_DIRECTIONS_
Take the entries below and print all of them exactly, please.

(Items from a dataset)
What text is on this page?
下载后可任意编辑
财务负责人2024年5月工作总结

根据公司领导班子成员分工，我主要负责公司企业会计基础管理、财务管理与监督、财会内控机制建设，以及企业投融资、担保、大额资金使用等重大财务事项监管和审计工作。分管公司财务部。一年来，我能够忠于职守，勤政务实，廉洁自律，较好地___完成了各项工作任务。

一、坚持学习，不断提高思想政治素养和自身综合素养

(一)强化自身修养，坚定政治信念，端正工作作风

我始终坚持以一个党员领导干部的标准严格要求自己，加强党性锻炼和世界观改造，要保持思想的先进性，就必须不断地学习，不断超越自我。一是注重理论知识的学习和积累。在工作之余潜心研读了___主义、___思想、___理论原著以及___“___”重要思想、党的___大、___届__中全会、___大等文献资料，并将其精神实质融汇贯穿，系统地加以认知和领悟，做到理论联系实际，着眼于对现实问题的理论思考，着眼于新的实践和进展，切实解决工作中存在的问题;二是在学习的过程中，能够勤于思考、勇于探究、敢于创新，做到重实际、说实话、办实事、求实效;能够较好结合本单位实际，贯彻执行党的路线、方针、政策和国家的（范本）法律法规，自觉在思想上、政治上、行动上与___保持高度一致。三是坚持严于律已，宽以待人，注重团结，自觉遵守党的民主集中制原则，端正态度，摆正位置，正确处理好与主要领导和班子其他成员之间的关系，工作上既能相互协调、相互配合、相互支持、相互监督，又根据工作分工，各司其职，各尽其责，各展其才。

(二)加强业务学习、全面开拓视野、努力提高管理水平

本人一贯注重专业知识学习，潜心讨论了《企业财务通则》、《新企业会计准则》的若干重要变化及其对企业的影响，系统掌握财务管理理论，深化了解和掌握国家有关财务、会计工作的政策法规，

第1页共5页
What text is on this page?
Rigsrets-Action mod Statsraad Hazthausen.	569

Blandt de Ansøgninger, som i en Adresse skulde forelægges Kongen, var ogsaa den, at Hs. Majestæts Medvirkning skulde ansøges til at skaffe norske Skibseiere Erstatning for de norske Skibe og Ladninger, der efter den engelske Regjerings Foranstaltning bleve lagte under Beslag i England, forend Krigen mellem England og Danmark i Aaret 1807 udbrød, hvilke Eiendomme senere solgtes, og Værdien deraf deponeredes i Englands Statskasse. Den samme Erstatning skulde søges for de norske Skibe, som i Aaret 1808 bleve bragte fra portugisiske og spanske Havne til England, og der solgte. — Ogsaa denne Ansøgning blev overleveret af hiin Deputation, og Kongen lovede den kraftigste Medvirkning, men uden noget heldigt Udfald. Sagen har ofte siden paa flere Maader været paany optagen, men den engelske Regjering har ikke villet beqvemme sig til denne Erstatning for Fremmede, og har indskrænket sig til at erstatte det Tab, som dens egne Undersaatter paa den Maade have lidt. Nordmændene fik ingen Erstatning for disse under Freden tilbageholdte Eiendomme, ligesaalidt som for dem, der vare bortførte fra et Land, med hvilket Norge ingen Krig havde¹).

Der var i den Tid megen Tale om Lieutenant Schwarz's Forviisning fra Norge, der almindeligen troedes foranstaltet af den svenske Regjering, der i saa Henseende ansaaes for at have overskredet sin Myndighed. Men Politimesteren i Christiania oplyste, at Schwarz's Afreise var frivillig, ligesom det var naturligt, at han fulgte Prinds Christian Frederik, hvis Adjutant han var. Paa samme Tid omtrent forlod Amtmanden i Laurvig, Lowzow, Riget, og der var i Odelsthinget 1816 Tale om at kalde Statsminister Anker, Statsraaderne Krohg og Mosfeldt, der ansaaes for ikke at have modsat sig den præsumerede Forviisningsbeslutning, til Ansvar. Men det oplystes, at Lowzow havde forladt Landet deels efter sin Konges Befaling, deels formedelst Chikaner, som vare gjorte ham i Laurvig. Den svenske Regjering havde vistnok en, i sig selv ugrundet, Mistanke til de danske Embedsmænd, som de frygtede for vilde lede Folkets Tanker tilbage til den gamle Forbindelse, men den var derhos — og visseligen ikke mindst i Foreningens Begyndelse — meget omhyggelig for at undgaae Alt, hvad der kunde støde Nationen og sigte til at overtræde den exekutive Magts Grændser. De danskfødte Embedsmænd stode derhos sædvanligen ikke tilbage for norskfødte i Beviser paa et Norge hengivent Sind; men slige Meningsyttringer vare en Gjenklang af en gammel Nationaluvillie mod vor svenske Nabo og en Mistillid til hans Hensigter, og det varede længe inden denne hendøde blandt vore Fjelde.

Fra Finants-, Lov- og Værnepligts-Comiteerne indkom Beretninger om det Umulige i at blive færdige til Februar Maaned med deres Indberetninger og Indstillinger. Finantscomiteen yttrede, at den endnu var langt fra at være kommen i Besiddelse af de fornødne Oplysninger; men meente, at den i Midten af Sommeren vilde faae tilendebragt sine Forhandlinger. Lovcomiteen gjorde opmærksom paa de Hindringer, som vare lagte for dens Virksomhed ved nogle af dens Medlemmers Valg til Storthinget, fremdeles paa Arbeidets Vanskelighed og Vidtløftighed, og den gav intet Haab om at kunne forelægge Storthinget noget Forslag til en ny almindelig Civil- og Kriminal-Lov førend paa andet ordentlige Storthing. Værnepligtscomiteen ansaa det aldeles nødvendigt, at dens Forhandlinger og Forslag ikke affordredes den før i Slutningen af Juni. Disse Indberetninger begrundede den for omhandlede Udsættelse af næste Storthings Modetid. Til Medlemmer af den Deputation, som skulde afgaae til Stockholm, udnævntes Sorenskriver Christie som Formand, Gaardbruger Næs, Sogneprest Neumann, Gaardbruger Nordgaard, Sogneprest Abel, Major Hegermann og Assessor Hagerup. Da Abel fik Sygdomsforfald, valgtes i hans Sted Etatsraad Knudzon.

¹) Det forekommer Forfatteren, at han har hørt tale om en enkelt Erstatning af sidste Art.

_SOLUTION_
What text is on this page?
下载后可任意编辑
财务负责人2024年5月工作总结

根据公司领导班子成员分工，我主要负责公司企业会计基础管理、财务管理与监督、财会内控机制建设，以及企业投融资、担保、大额资金使用等重大财务事项监管和审计工作。分管公司财务部。一年来，我能够忠于职守，勤政务实，廉洁自律，较好地___完成了各项工作任务。

一、坚持学习，不断提高思想政治素养和自身综合素养

(一)强化自身修养，坚定政治信念，端正工作作风

我始终坚持以一个党员领导干部的标准严格要求自己，加强党性锻炼和世界观改造，要保持思想的先进性，就必须不断地学习，不断超越自我。一是注重理论知识的学习和积累。在工作之余潜心研读了___主义、___思想、___理论原著以及___“___”重要思想、党的___大、___届__中全会、___大等文献资料，并将其精神实质融汇贯穿，系统地加以认知和领悟，做到理论联系实际，着眼于对现实问题的理论思考，着眼于新的实践和进展，切实解决工作中存在的问题;二是在学习的过程中，能够勤于思考、勇于探究、敢于创新，做到重实际、说实话、办实事、求实效;能够较好结合本单位实际，贯彻执行党的路线、方针、政策和国家的（范本）法律法规，自觉在思想上、政治上、行动上与___保持高度一致。三是坚持严于律已，宽以待人，注重团结，自觉遵守党的民主集中制原则，端正态度，摆正位置，正确处理好与主要领导和班子其他成员之间的关系，工作上既能相互协调、相互配合、相互支持、相互监督，又根据工作分工，各司其职，各尽其责，各展其才。

(二)加强业务学习、全面开拓视野、努力提高管理水平

本人一贯注重专业知识学习，潜心讨论了《企业财务通则》、《新企业会计准则》的若干重要变化及其对企业的影响，系统掌握财务管理理论，深化了解和掌握国家有关财务、会计工作的政策法规，

第1页共5页
What text is on this page?
Rigsrets-Action mod Statsraad Hazthausen.	569

Blandt de Ansøgninger, som i en Adresse skulde forelægges Kongen, var ogsaa den, at Hs. Majestæts Medvirkning skulde ansøges til at skaffe norske Skibseiere Erstatning for de norske Skibe og Ladninger, der efter den engelske Regjerings Foranstaltning bleve lagte under Beslag i England, forend Krigen mellem England og Danmark i Aaret 1807 udbrød, hvilke Eiendomme senere solgtes, og Værdien deraf deponeredes i Englands Statskasse. Den samme Erstatning skulde søges for de norske Skibe, som i Aaret 1808 bleve bragte fra portugisiske og spanske Havne til England, og der solgte. — Ogsaa denne Ansøgning blev overleveret af hiin Deputation, og Kongen lovede den kraftigste Medvirkning, men uden noget heldigt Udfald. Sagen har ofte siden paa flere Maader været paany optagen, men den engelske Regjering har ikke villet beqvemme sig til denne Erstatning for Fremmede, og har indskrænket sig til at erstatte det Tab, som dens egne Undersaatter paa den Maade have lidt. Nordmændene fik ingen Erstatning for disse under Freden tilbageholdte Eiendomme, ligesaalidt som for dem, der vare bortførte fra et Land, med hvilket Norge ingen Krig havde¹).

Der var i den Tid megen Tale om Lieutenant Schwarz's Forviisning fra Norge, der almindeligen troedes foranstaltet af den svenske Regjering, der i saa Henseende ansaaes for at have overskredet sin Myndighed. Men Politimesteren i Christiania oplyste, at Schwarz's Afreise var frivillig, ligesom det var naturligt, at han fulgte Prinds Christian Frederik, hvis Adjutant han var. Paa samme Tid omtrent forlod Amtmanden i Laurvig, Lowzow, Riget, og der var i Odelsthinget 1816 Tale om at kalde Statsminister Anker, Statsraaderne Krohg og Mosfeldt, der ansaaes for ikke at have modsat sig den præsumerede Forviisningsbeslutning, til Ansvar. Men det oplystes, at Lowzow havde forladt Landet deels efter sin Konges Befaling, deels formedelst Chikaner, som vare gjorte ham i Laurvig. Den svenske Regjering havde vistnok en, i sig selv ugrundet, Mistanke til de danske Embedsmænd, som de frygtede for vilde lede Folkets Tanker tilbage til den gamle Forbindelse, men den var derhos — og visseligen ikke mindst i Foreningens Begyndelse — meget omhyggelig for at undgaae Alt, hvad der kunde støde Nationen og sigte til at overtræde den exekutive Magts Grændser. De danskfødte Embedsmænd stode derhos sædvanligen ikke tilbage for norskfødte i Beviser paa et Norge hengivent Sind; men slige Meningsyttringer vare en Gjenklang af en gammel Nationaluvillie mod vor svenske Nabo og en Mistillid til hans Hensigter, og det varede længe inden denne hendøde blandt vore Fjelde.

Fra Finants-, Lov- og Værnepligts-Comiteerne indkom Beretninger om det Umulige i at blive færdige til Februar Maaned med deres Indberetninger og Indstillinger. Finantscomiteen yttrede, at den endnu var langt fra at være kommen i Besiddelse af de fornødne Oplysninger; men meente, at den i Midten af Sommeren vilde faae tilendebragt sine Forhandlinger. Lovcomiteen gjorde opmærksom paa de Hindringer, som vare lagte for dens Virksomhed ved nogle af dens Medlemmers Valg til Storthinget, fremdeles paa Arbeidets Vanskelighed og Vidtløftighed, og den gav intet Haab om at kunne forelægge Storthinget noget Forslag til en ny almindelig Civil- og Kriminal-Lov førend paa andet ordentlige Storthing. Værnepligtscomiteen ansaa det aldeles nødvendigt, at dens Forhandlinger og Forslag ikke affordredes den før i Slutningen af Juni. Disse Indberetninger begrundede den for omhandlede Udsættelse af næste Storthings Modetid. Til Medlemmer af den Deputation, som skulde afgaae til Stockholm, udnævntes Sorenskriver Christie som Formand, Gaardbruger Næs, Sogneprest Neumann, Gaardbruger Nordgaard, Sogneprest Abel, Major Hegermann og Assessor Hagerup. Da Abel fik Sygdomsforfald, valgtes i hans Sted Etatsraad Knudzon.

¹) Det forekommer Forfatteren, at han har hørt tale om en enkelt Erstatning af sidste Art.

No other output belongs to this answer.